(Entries taken from a collection)

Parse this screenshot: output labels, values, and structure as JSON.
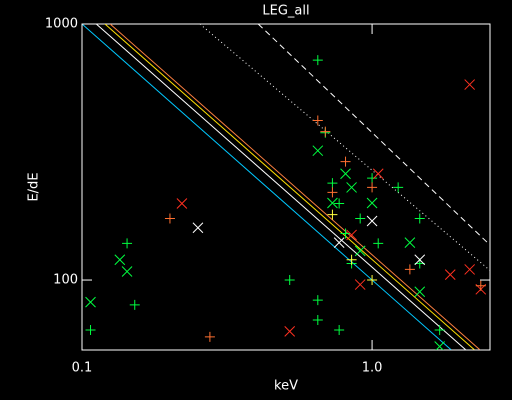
{
  "chart_data": {
    "type": "scatter",
    "title": "LEG_all",
    "xlabel": "keV",
    "ylabel": "E/dE",
    "xscale": "log",
    "yscale": "log",
    "xlim": [
      0.1,
      2.55
    ],
    "ylim": [
      53.3,
      1000
    ],
    "xticks": [
      0.1,
      {
        "value": 1,
        "label": "1.0"
      }
    ],
    "yticks": [
      100,
      1000
    ],
    "series": [
      {
        "mode": "line",
        "color": "#00c8ff",
        "dash": "solid",
        "x": [
          0.1,
          1.87
        ],
        "values": [
          1000,
          53.5
        ]
      },
      {
        "mode": "line",
        "color": "#ffffff",
        "dash": "solid",
        "x": [
          0.112,
          2.1
        ],
        "values": [
          1000,
          53.5
        ]
      },
      {
        "mode": "line",
        "color": "#ffe000",
        "dash": "solid",
        "x": [
          0.12,
          2.25
        ],
        "values": [
          1000,
          53.5
        ]
      },
      {
        "mode": "line",
        "color": "#ff8040",
        "dash": "solid",
        "x": [
          0.125,
          2.35
        ],
        "values": [
          1000,
          53.5
        ]
      },
      {
        "mode": "line",
        "color": "#ffffff",
        "dash": "dotted",
        "x": [
          0.255,
          2.55
        ],
        "values": [
          1000,
          109
        ]
      },
      {
        "mode": "line",
        "color": "#ffffff",
        "dash": "dashed",
        "x": [
          0.405,
          2.55
        ],
        "values": [
          1000,
          137
        ]
      },
      {
        "mode": "markers",
        "marker": "plus",
        "color": "#00ff40",
        "x": [
          0.107,
          0.143,
          0.152,
          0.52,
          0.65,
          0.65,
          0.69,
          0.73,
          0.77,
          0.81,
          0.85,
          0.91,
          1.0,
          1.05,
          1.23,
          1.46,
          1.46,
          1.71,
          0.77,
          0.65
        ],
        "values": [
          63.8,
          139,
          80,
          100,
          723,
          83.5,
          376,
          239,
          199,
          152,
          116,
          174,
          250,
          139,
          230,
          174,
          116,
          63.8,
          63.8,
          69.8
        ]
      },
      {
        "mode": "markers",
        "marker": "cross",
        "color": "#00ff40",
        "x": [
          0.107,
          0.135,
          0.143,
          0.65,
          0.73,
          0.81,
          0.91,
          1.0,
          1.46,
          1.71,
          1.35,
          0.85
        ],
        "values": [
          82,
          120,
          108,
          320,
          200,
          260,
          130,
          200,
          90,
          55,
          140,
          230
        ]
      },
      {
        "mode": "markers",
        "marker": "cross",
        "color": "#ff3020",
        "x": [
          0.221,
          0.52,
          0.91,
          1.05,
          2.17,
          2.17,
          2.37,
          1.86,
          0.85
        ],
        "values": [
          199,
          63,
          96,
          260,
          580,
          110,
          92,
          105,
          150
        ]
      },
      {
        "mode": "markers",
        "marker": "plus",
        "color": "#ff7030",
        "x": [
          0.201,
          0.276,
          0.65,
          0.69,
          0.73,
          0.81,
          1.0,
          1.35,
          2.37
        ],
        "values": [
          174,
          60,
          420,
          380,
          220,
          290,
          230,
          110,
          95
        ]
      },
      {
        "mode": "markers",
        "marker": "cross",
        "color": "#ffffff",
        "x": [
          0.251,
          0.77,
          1.0,
          1.46
        ],
        "values": [
          160,
          140,
          170,
          120
        ]
      },
      {
        "mode": "markers",
        "marker": "plus",
        "color": "#ffff40",
        "x": [
          0.73,
          0.85,
          1.0
        ],
        "values": [
          180,
          120,
          100
        ]
      }
    ]
  }
}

AIM
Reproduce the full listing above verbatim, with no pictures included.

EXERCISE RESULT
Parse this screenshot: output labels, values, and structure as JSON.
{
  "chart_data": {
    "type": "scatter",
    "title": "LEG_all",
    "xlabel": "keV",
    "ylabel": "E/dE",
    "xscale": "log",
    "yscale": "log",
    "xlim": [
      0.1,
      2.55
    ],
    "ylim": [
      53.3,
      1000
    ],
    "xticks": [
      0.1,
      {
        "value": 1,
        "label": "1.0"
      }
    ],
    "yticks": [
      100,
      1000
    ],
    "series": [
      {
        "mode": "line",
        "color": "#00c8ff",
        "dash": "solid",
        "x": [
          0.1,
          1.87
        ],
        "values": [
          1000,
          53.5
        ]
      },
      {
        "mode": "line",
        "color": "#ffffff",
        "dash": "solid",
        "x": [
          0.112,
          2.1
        ],
        "values": [
          1000,
          53.5
        ]
      },
      {
        "mode": "line",
        "color": "#ffe000",
        "dash": "solid",
        "x": [
          0.12,
          2.25
        ],
        "values": [
          1000,
          53.5
        ]
      },
      {
        "mode": "line",
        "color": "#ff8040",
        "dash": "solid",
        "x": [
          0.125,
          2.35
        ],
        "values": [
          1000,
          53.5
        ]
      },
      {
        "mode": "line",
        "color": "#ffffff",
        "dash": "dotted",
        "x": [
          0.255,
          2.55
        ],
        "values": [
          1000,
          109
        ]
      },
      {
        "mode": "line",
        "color": "#ffffff",
        "dash": "dashed",
        "x": [
          0.405,
          2.55
        ],
        "values": [
          1000,
          137
        ]
      },
      {
        "mode": "markers",
        "marker": "plus",
        "color": "#00ff40",
        "x": [
          0.107,
          0.143,
          0.152,
          0.52,
          0.65,
          0.65,
          0.69,
          0.73,
          0.77,
          0.81,
          0.85,
          0.91,
          1.0,
          1.05,
          1.23,
          1.46,
          1.46,
          1.71,
          0.77,
          0.65
        ],
        "values": [
          63.8,
          139,
          80,
          100,
          723,
          83.5,
          376,
          239,
          199,
          152,
          116,
          174,
          250,
          139,
          230,
          174,
          116,
          63.8,
          63.8,
          69.8
        ]
      },
      {
        "mode": "markers",
        "marker": "cross",
        "color": "#00ff40",
        "x": [
          0.107,
          0.135,
          0.143,
          0.65,
          0.73,
          0.81,
          0.91,
          1.0,
          1.46,
          1.71,
          1.35,
          0.85
        ],
        "values": [
          82,
          120,
          108,
          320,
          200,
          260,
          130,
          200,
          90,
          55,
          140,
          230
        ]
      },
      {
        "mode": "markers",
        "marker": "cross",
        "color": "#ff3020",
        "x": [
          0.221,
          0.52,
          0.91,
          1.05,
          2.17,
          2.17,
          2.37,
          1.86,
          0.85
        ],
        "values": [
          199,
          63,
          96,
          260,
          580,
          110,
          92,
          105,
          150
        ]
      },
      {
        "mode": "markers",
        "marker": "plus",
        "color": "#ff7030",
        "x": [
          0.201,
          0.276,
          0.65,
          0.69,
          0.73,
          0.81,
          1.0,
          1.35,
          2.37
        ],
        "values": [
          174,
          60,
          420,
          380,
          220,
          290,
          230,
          110,
          95
        ]
      },
      {
        "mode": "markers",
        "marker": "cross",
        "color": "#ffffff",
        "x": [
          0.251,
          0.77,
          1.0,
          1.46
        ],
        "values": [
          160,
          140,
          170,
          120
        ]
      },
      {
        "mode": "markers",
        "marker": "plus",
        "color": "#ffff40",
        "x": [
          0.73,
          0.85,
          1.0
        ],
        "values": [
          180,
          120,
          100
        ]
      }
    ]
  }
}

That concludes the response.